AUFGABE 1
Beantworte zur Entscheidung über die Verjährungsunterbrechung diese Fragen:
(a) Welche Vorschrift steht unter „Normenkette“?
(b) Mit einem Schreiben von welchem Datum zeigte die Volksbank dem Beklagten die Abtretung an?
(c) An welche Stelle wird die Sache laut Tenor zur neuen Verhandlung und Entscheidung zurückverwiesen?
AUFGABE 2
Gib aus der Entscheidung über die Verjährungsunterbrechung einen Abschnitt wortgetreu zurück: Beginne bei den Worten „Die Sache wird“ und ende nach den Worten „Einrede der Verjährung.“.

QUELLE
────────────────────
Entscheidungsstichwort (Thema)
Verjährungsunterbrechung bei Geltendmachung von Ansprüchen aus abgetretenem Recht im Mahnbescheidsverfahren. Einziehungsermächtigung
Leitsatz (amtlich)
Ist aus dem Mahnbescheid ersichtlich, dass der Antragsteller aus abgetretenem Recht vorgeht, dann wird die Verjährung auch dann unterbrochen, wenn die sachliche Berechtigung nicht auf einer Abtretung, sondern auf einer Einziehungsermächtigung durch den Gläubiger beruht.
Normenkette
BGB § 209 Abs. 2 Nr. 1 a.F.
Verfahrensgang
OLG Frankfurt am Main (Urteil vom 25.02.2003; Aktenzeichen 8 U 97/00) |
LG Frankfurt am Main |
Tenor
Auf die Revision des Klägers wird das Urteil des 8. Zivilsenats des OLG Frankfurt v. 25.2.2003 aufgehoben.
Die Sache wird zur neuen Verhandlung und Entscheidung, auch über die Kosten des Revisionsverfahrens, an einen anderen Senat des Berufungsgerichts zurückverwiesen.
Von Rechts wegen
Tatbestand
I.
Der Kläger verlangt aus abgetretenem Recht, hilfsweise in Prozess-Standschaft, Vergütung für Werkleistungen. Der Beklagte bestreitet die Sachbefugnis des Klägers, dessen Prozessführungsbefugnis, und er erhebt die Einrede der Verjährung.
II.
Die Firma H., die im Auftrag des Beklagten Ausbau- und Umbauarbeiten ausgeführt und Gegenstände für die Innenausstattung geliefert hatte, hat ihre Forderung gegen den Beklagten im April 1996 an die Volksbank G./O. abgetreten. Mit Schreiben v. 13.5.1996 zeigte die Volksbank die Abtretung dem Beklagten an und bat um die Übersendung der Drittschuldnererklärung. Am 4.6.1996 übersandte der Prozessbevollmächtigte des Beklagten die Drittschuldnererklärung und teilte mit, dass Ansprüche der Firma H. gegen den Beklagten nicht bestehen würden.
────────────────────
GESPEICHERTE EINTRÄGE
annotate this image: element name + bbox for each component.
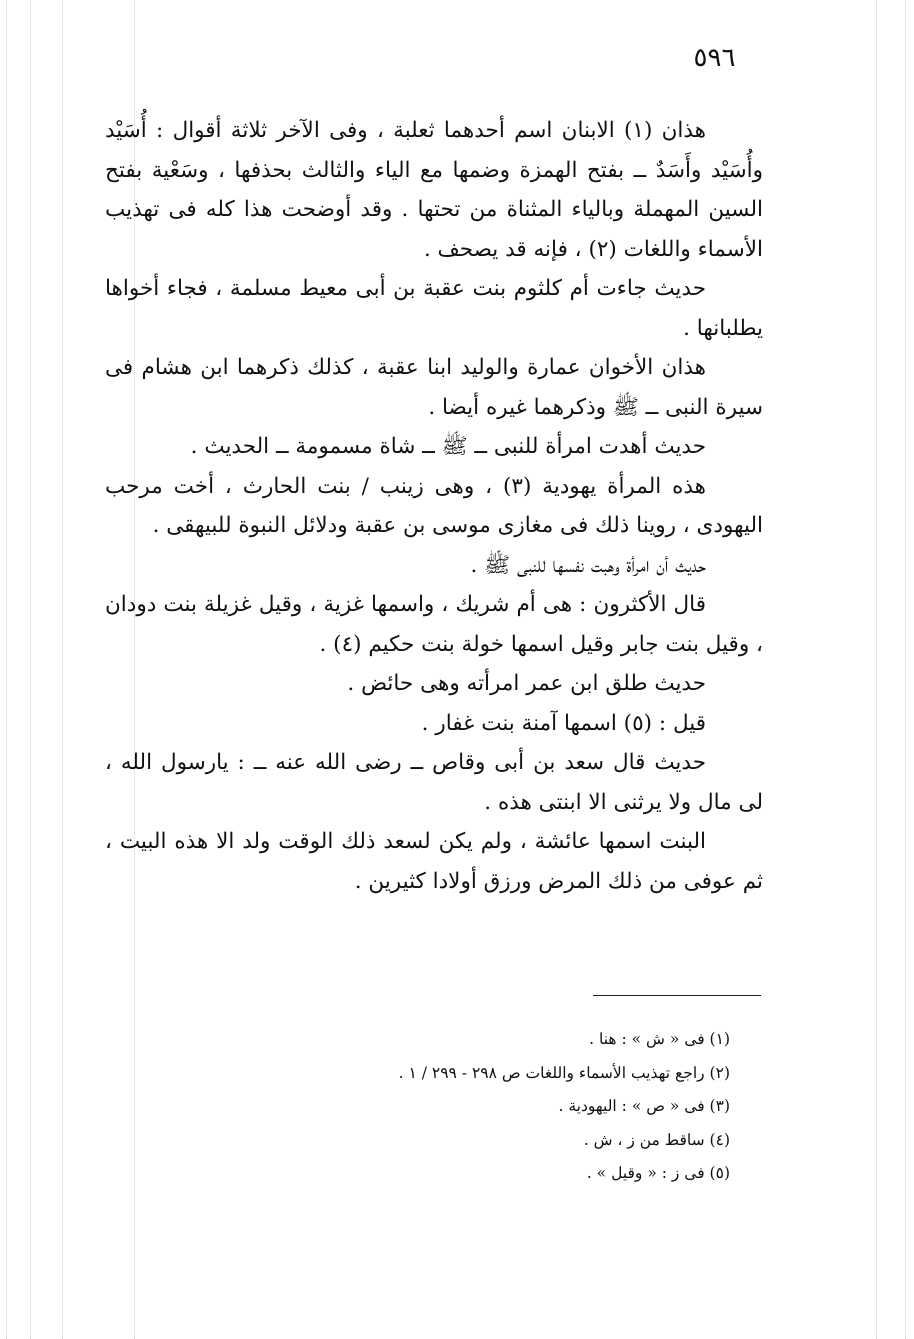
- footnote: (١) فى « ش » : هنا .: [589, 1030, 730, 1048]
- paragraph: حديث أهدت امرأة للنبى ــ ﷺ ــ شاة مسمومة ــ الحديث .: [190, 434, 706, 459]
- paragraph: حديث أن امرأة وهبت نفسها للنبى ﷺ .: [470, 552, 706, 578]
- page-number: ٥٩٦: [693, 43, 736, 73]
- paragraph: حديث جاءت أم كلثوم بنت عقبة بن أبى معيط مسلمة ، فجاء أخواها يطلبانها .: [105, 276, 763, 341]
- main-text: [105, 111, 763, 901]
- footnote-separator: [593, 995, 761, 996]
- footnotes: [200, 1023, 730, 1191]
- paragraph: قال الأكثرون : هى أم شريك ، واسمها غزية ، وقيل غزيلة بنت دودان ، وقيل بنت جابر وقيل اسمها خولة بنت حكيم (٤) .: [105, 592, 763, 657]
- paragraph: هذان الأخوان عمارة والوليد ابنا عقبة ، كذلك ذكرهما ابن هشام فى سيرة النبى ــ ﷺ وذكرهما غيره أيضا .: [105, 355, 763, 420]
- footnote: (٣) فى « ص » : اليهودية .: [558, 1097, 730, 1115]
- footnote: (٢) راجع تهذيب الأسماء واللغات ص ٢٩٨ - ٢٩٩ / ١ .: [398, 1063, 730, 1082]
- paragraph: حديث قال سعد بن أبى وقاص ــ رضى الله عنه ــ : يارسول الله ، لى مال ولا يرثنى الا ابنتى هذه .: [105, 750, 763, 815]
- paragraph: هذان (١) الابنان اسم أحدهما ثعلبة ، وفى الآخر ثلاثة أقوال : أُسَيْد وأُسَيْد وأَسَدٌ ــ بفتح الهمزة وضمها مع الياء والثالث بحذفها ، وسَعْية بفتح السين المهملة وبالياء المثناة من تحتها . وقد أوضحت هذا كله فى تهذيب الأسماء واللغات (٢) ، فإنه قد يصحف .: [105, 118, 763, 262]
- paragraph: البنت اسمها عائشة ، ولم يكن لسعد ذلك الوقت ولد الا هذه البيت ، ثم عوفى من ذلك المرض ورزق أولادا كثيرين .: [105, 829, 763, 894]
- paragraph: قيل : (٥) اسمها آمنة بنت غفار .: [421, 710, 706, 736]
- paragraph: هذه المرأة يهودية (٣) ، وهى زينب / بنت الحارث ، أخت مرحب اليهودى ، روينا ذلك فى مغازى موسى بن عقبة ودلائل النبوة للبيهقى .: [105, 473, 763, 538]
- footnote: (٤) ساقط من ز ، ش .: [583, 1130, 730, 1149]
- paragraph: حديث طلق ابن عمر امرأته وهى حائض .: [347, 671, 706, 696]
- footnote: (٥) فى ز : « وقيل » .: [586, 1164, 730, 1182]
────────────────────
ERGEBNIS 1
(a) BGB § 209 Abs. 2 Nr. 1 a.F.
(b) Mit Schreiben vom 13.5.1996.
(c) An einen anderen Senat des Berufungsgerichts.

ERGEBNIS 2
Die Sache wird zur neuen Verhandlung und Entscheidung, auch über die Kosten des Revisionsverfahrens, an einen anderen Senat des Berufungsgerichts zurückverwiesen.
Von Rechts wegen
Tatbestand
I.
Der Kläger verlangt aus abgetretenem Recht, hilfsweise in Prozess-Standschaft, Vergütung für Werkleistungen. Der Beklagte bestreitet die Sachbefugnis des Klägers, dessen Prozessführungsbefugnis, und er erhebt die Einrede der Verjährung.